• _DIRECTIVE_
Go through the data below and copy it exactly, skipping every picture.

►

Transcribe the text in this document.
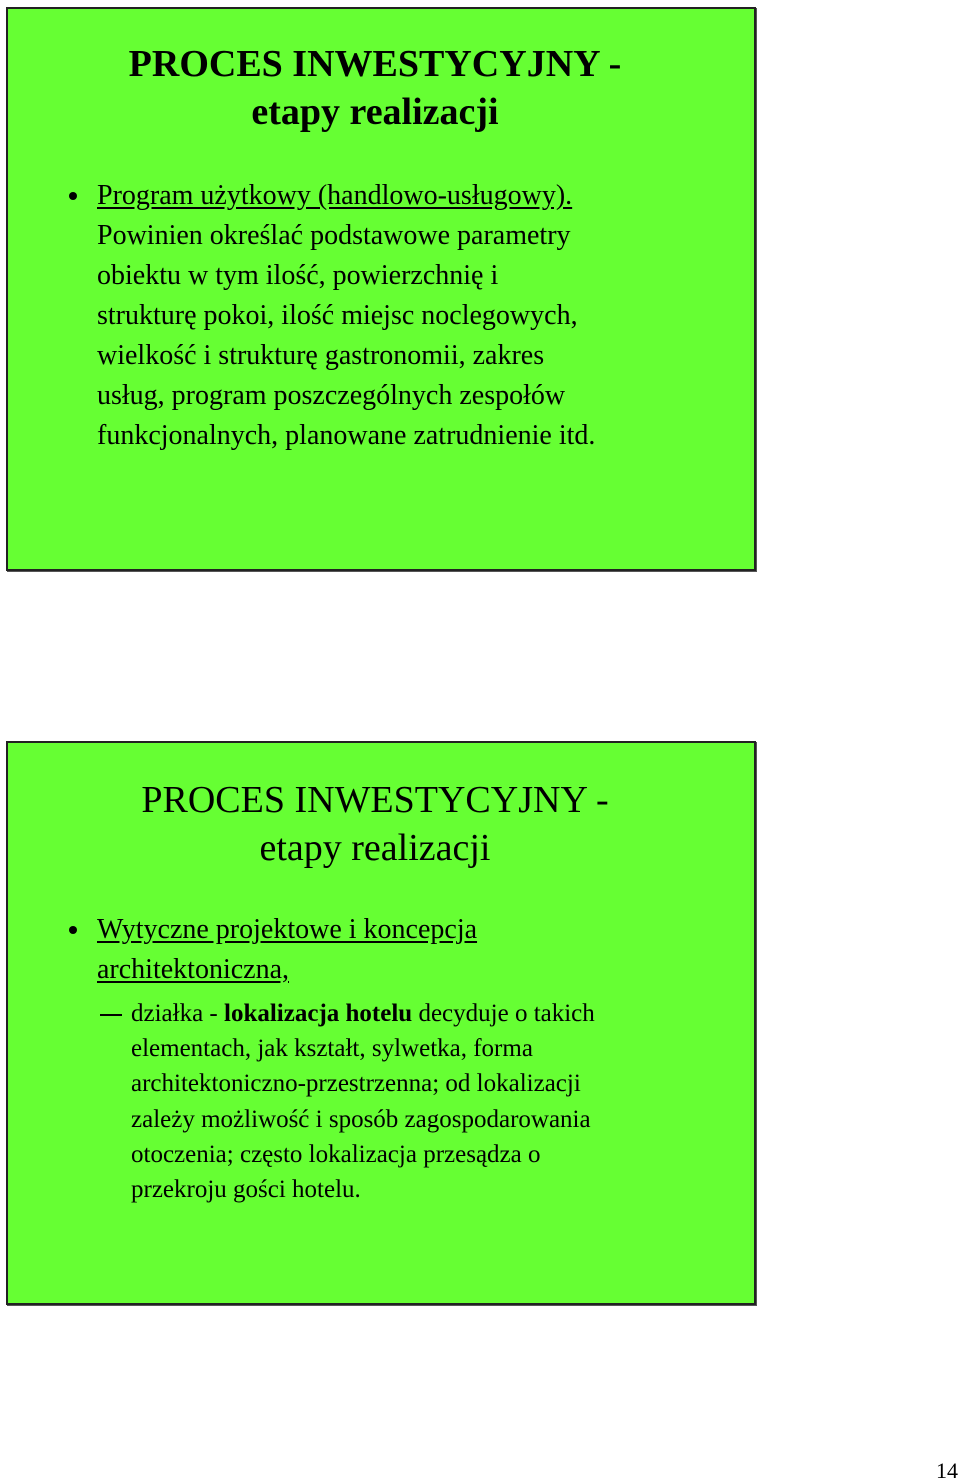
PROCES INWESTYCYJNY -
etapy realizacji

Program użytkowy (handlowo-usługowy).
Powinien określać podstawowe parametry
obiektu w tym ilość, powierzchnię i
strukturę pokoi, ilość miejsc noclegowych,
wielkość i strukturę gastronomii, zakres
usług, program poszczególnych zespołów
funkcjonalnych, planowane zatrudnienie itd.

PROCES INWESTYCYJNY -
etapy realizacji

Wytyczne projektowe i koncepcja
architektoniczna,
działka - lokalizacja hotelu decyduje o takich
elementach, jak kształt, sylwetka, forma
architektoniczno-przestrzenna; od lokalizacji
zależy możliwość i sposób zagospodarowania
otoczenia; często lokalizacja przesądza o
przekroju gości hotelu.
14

◄

• _EXERCISE RESULT_
Transcribe the text in this document.
PROCES INWESTYCYJNY -
etapy realizacji

Program użytkowy (handlowo-usługowy).
Powinien określać podstawowe parametry
obiektu w tym ilość, powierzchnię i
strukturę pokoi, ilość miejsc noclegowych,
wielkość i strukturę gastronomii, zakres
usług, program poszczególnych zespołów
funkcjonalnych, planowane zatrudnienie itd.

PROCES INWESTYCYJNY -
etapy realizacji

Wytyczne projektowe i koncepcja
architektoniczna,
działka - lokalizacja hotelu decyduje o takich
elementach, jak kształt, sylwetka, forma
architektoniczno-przestrzenna; od lokalizacji
zależy możliwość i sposób zagospodarowania
otoczenia; często lokalizacja przesądza o
przekroju gości hotelu.
14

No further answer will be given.